= GIVEN PROBLEM =
Your task is to filter the data below down to the lines holding "Salinity".

Records that describe figures
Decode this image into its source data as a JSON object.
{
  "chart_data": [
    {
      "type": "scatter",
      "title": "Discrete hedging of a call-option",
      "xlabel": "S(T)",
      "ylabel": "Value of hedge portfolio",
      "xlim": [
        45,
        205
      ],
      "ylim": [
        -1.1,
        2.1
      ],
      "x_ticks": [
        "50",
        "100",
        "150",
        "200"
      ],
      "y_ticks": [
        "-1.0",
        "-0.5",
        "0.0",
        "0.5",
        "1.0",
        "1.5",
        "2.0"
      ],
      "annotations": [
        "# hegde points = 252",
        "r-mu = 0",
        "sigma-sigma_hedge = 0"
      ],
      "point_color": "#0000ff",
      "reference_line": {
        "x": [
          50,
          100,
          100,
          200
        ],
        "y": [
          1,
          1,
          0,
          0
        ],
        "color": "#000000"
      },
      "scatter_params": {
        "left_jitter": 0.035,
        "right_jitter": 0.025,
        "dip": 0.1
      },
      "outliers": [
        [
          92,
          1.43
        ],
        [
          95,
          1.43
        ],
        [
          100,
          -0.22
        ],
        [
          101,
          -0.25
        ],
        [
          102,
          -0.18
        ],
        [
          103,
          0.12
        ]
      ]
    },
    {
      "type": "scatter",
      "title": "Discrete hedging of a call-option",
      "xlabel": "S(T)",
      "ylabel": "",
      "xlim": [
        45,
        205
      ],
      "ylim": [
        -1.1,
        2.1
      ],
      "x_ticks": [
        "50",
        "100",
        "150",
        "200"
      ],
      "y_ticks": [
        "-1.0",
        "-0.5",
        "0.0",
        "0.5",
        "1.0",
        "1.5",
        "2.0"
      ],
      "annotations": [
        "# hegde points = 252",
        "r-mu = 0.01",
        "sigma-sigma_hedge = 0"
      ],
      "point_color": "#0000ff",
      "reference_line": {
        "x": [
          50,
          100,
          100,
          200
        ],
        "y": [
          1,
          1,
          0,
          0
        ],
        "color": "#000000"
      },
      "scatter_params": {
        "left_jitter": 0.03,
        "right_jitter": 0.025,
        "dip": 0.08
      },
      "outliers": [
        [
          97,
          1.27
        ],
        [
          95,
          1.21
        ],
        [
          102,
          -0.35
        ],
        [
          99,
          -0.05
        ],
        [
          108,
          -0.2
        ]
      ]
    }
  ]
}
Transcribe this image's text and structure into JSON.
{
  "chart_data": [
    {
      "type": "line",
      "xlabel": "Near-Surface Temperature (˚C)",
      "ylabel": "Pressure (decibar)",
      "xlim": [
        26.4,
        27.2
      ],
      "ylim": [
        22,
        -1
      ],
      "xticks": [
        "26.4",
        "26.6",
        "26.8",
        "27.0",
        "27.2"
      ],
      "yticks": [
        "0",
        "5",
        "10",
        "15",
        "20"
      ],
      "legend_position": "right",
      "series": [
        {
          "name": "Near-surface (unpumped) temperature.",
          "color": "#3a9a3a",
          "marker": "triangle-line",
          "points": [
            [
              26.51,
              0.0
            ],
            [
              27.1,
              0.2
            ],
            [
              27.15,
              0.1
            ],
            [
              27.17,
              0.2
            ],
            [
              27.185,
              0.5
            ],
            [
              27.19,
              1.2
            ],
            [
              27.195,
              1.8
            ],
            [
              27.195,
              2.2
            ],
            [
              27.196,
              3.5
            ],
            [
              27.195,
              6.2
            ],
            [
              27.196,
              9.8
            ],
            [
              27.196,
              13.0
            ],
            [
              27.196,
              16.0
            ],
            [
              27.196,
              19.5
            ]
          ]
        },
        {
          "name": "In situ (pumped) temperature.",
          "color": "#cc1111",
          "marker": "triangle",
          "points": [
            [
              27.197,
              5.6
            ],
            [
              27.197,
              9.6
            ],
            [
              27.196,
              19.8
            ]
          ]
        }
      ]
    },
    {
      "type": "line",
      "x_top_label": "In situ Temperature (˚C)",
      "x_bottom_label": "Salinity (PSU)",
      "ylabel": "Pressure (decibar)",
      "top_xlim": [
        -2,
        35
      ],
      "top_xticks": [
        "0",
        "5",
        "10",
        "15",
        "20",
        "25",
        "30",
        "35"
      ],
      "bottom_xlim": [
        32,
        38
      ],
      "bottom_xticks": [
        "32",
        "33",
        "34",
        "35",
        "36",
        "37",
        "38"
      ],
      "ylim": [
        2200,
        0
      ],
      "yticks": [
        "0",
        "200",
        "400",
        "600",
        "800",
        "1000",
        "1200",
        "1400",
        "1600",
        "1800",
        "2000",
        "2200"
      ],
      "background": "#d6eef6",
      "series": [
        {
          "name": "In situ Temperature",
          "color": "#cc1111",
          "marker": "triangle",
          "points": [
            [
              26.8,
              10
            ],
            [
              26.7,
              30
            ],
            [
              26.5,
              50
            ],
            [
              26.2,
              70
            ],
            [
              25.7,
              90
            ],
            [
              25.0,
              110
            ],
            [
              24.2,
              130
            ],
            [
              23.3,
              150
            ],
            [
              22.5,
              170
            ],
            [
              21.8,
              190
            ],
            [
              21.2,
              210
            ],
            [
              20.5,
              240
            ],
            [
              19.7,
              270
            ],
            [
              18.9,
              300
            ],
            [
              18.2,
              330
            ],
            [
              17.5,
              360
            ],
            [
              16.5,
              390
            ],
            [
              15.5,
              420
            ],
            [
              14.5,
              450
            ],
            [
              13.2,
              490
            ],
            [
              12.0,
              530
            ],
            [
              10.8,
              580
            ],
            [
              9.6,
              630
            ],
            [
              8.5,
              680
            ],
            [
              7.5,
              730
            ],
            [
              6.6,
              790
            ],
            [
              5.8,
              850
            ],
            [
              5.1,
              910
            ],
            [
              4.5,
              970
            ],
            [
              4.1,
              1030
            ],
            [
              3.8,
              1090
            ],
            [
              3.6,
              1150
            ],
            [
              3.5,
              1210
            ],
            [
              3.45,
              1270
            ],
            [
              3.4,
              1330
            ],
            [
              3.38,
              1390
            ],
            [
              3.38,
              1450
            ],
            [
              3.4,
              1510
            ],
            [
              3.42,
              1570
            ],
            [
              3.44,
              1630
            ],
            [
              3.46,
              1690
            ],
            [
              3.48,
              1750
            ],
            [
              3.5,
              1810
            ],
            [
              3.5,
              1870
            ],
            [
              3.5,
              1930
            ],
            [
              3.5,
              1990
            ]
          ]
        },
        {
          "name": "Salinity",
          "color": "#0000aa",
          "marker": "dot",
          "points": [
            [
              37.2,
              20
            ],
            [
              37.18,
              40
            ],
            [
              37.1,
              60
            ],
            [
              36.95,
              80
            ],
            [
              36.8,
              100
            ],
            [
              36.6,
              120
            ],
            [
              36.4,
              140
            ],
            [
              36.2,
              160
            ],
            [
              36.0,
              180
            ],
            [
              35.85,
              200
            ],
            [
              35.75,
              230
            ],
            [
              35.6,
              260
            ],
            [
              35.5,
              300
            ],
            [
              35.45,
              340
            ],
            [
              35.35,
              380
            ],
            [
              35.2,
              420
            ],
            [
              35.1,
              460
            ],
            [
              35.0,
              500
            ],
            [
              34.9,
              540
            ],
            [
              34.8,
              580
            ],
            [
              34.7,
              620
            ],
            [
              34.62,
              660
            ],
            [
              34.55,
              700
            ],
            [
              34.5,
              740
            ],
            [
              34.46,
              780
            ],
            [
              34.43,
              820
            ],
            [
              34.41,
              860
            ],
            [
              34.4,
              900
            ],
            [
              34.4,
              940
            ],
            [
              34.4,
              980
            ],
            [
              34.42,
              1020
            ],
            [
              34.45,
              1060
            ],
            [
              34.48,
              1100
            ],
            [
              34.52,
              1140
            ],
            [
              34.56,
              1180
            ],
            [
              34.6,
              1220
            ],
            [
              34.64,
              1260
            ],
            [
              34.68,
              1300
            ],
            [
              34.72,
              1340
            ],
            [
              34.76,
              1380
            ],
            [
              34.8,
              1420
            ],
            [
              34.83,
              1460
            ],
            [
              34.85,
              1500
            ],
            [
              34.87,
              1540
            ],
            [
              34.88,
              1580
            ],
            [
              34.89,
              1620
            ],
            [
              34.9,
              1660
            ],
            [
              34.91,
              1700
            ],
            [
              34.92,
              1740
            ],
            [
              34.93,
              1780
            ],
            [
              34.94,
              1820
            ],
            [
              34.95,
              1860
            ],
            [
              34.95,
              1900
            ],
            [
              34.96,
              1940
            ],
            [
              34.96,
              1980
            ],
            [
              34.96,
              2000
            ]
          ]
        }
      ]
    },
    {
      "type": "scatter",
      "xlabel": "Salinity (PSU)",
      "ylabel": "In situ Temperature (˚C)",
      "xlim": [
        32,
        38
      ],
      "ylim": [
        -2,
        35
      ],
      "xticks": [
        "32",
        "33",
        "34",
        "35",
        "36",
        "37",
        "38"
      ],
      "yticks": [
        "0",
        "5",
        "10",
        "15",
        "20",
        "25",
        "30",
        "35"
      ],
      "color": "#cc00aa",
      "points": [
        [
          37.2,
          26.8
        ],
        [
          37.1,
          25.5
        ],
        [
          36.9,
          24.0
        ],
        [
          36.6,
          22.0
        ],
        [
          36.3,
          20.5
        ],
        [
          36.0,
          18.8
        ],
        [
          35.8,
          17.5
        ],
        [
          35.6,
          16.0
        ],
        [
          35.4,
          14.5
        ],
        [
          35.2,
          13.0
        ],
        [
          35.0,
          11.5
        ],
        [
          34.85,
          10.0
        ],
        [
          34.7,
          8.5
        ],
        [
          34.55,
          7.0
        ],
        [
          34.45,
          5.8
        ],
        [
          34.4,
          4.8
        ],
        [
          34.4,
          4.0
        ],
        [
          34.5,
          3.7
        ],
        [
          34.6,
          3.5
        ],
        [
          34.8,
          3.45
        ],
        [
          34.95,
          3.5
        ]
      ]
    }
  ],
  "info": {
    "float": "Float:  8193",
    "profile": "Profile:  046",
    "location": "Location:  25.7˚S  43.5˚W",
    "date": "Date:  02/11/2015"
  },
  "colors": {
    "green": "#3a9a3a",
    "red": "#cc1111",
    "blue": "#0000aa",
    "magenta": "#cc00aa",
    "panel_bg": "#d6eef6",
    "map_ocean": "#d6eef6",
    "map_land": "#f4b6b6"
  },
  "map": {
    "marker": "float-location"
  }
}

= PROBLEM SOLUTION =
      "x_bottom_label": "Salinity (PSU)",
          "name": "Salinity",
      "xlabel": "Salinity (PSU)",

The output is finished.